**Dataset extract**
- - - - - - -
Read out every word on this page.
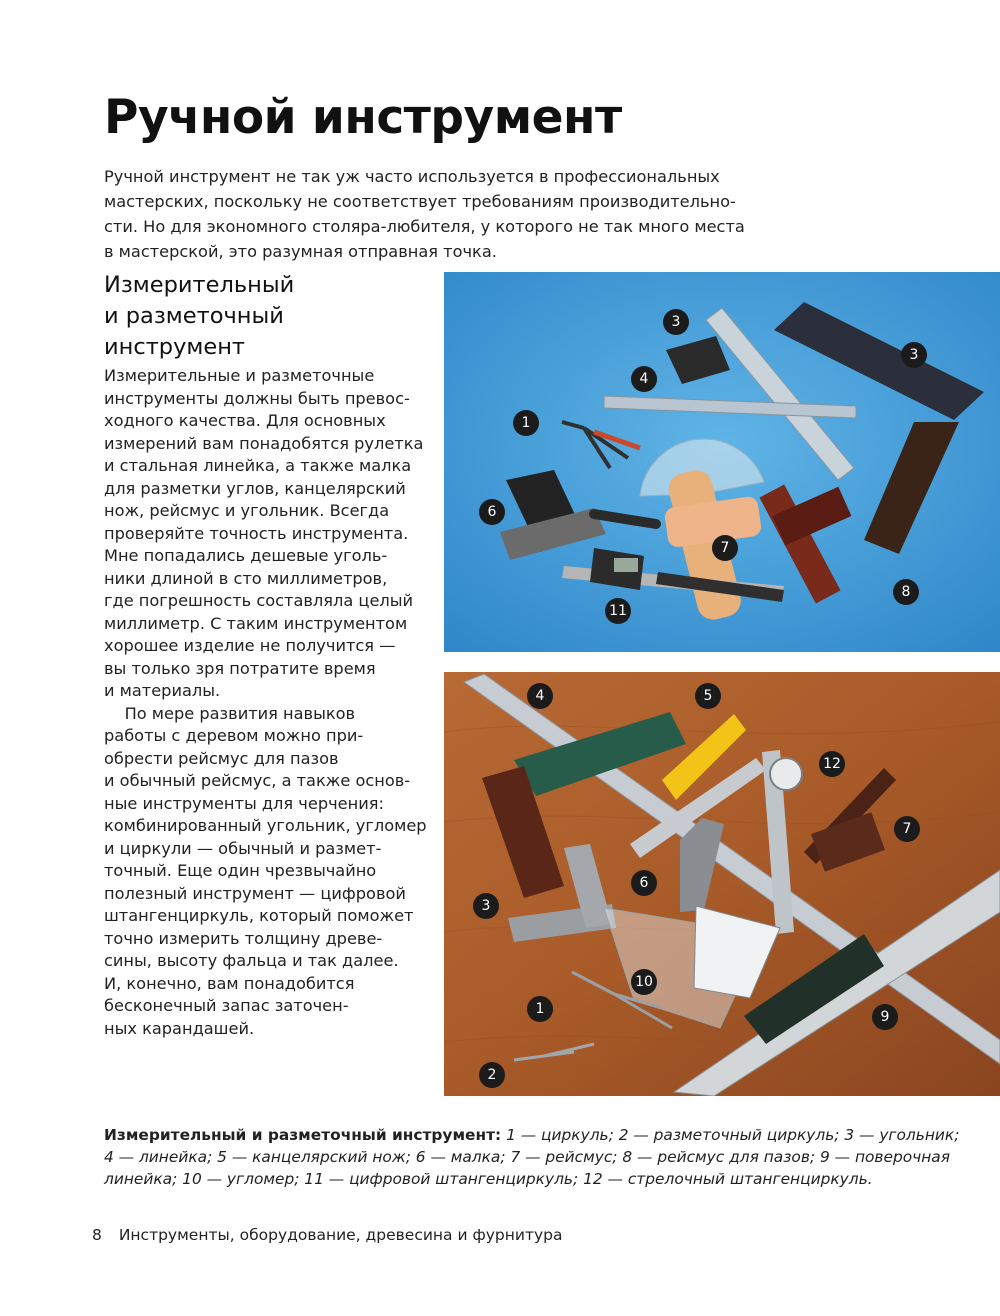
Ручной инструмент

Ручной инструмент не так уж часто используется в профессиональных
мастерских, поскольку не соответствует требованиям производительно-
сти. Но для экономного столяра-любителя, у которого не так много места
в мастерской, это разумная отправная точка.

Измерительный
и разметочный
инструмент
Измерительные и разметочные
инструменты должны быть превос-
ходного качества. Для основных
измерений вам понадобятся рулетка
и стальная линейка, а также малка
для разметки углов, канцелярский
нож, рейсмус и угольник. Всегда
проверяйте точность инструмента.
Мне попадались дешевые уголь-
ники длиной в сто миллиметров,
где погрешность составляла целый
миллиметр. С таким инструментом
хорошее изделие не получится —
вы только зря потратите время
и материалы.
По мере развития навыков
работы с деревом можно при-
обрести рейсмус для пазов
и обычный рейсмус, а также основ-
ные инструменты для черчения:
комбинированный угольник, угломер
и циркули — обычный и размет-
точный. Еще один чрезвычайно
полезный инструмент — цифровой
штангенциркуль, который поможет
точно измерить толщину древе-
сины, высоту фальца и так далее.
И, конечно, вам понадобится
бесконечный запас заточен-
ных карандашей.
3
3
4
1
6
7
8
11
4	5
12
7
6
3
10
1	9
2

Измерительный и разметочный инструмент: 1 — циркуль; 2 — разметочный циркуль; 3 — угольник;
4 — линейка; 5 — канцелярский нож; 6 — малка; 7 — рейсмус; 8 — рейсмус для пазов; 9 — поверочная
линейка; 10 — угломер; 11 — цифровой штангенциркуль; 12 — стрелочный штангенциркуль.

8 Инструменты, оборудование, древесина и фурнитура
- - - - - - -
**Given task**
Reproduce all of the data exactly; the pictures do not belong in the copy.

**Result**
Read out every word on this page.
Ручной инструмент

Ручной инструмент не так уж часто используется в профессиональных
мастерских, поскольку не соответствует требованиям производительно-
сти. Но для экономного столяра-любителя, у которого не так много места
в мастерской, это разумная отправная точка.

Измерительный
и разметочный
инструмент
Измерительные и разметочные
инструменты должны быть превос-
ходного качества. Для основных
измерений вам понадобятся рулетка
и стальная линейка, а также малка
для разметки углов, канцелярский
нож, рейсмус и угольник. Всегда
проверяйте точность инструмента.
Мне попадались дешевые уголь-
ники длиной в сто миллиметров,
где погрешность составляла целый
миллиметр. С таким инструментом
хорошее изделие не получится —
вы только зря потратите время
и материалы.
По мере развития навыков
работы с деревом можно при-
обрести рейсмус для пазов
и обычный рейсмус, а также основ-
ные инструменты для черчения:
комбинированный угольник, угломер
и циркули — обычный и размет-
точный. Еще один чрезвычайно
полезный инструмент — цифровой
штангенциркуль, который поможет
точно измерить толщину древе-
сины, высоту фальца и так далее.
И, конечно, вам понадобится
бесконечный запас заточен-
ных карандашей.
3
3
4
1
6
7
8
11
4	5
12
7
6
3
10
1	9
2

Измерительный и разметочный инструмент: 1 — циркуль; 2 — разметочный циркуль; 3 — угольник;
4 — линейка; 5 — канцелярский нож; 6 — малка; 7 — рейсмус; 8 — рейсмус для пазов; 9 — поверочная
линейка; 10 — угломер; 11 — цифровой штангенциркуль; 12 — стрелочный штангенциркуль.

8 Инструменты, оборудование, древесина и фурнитура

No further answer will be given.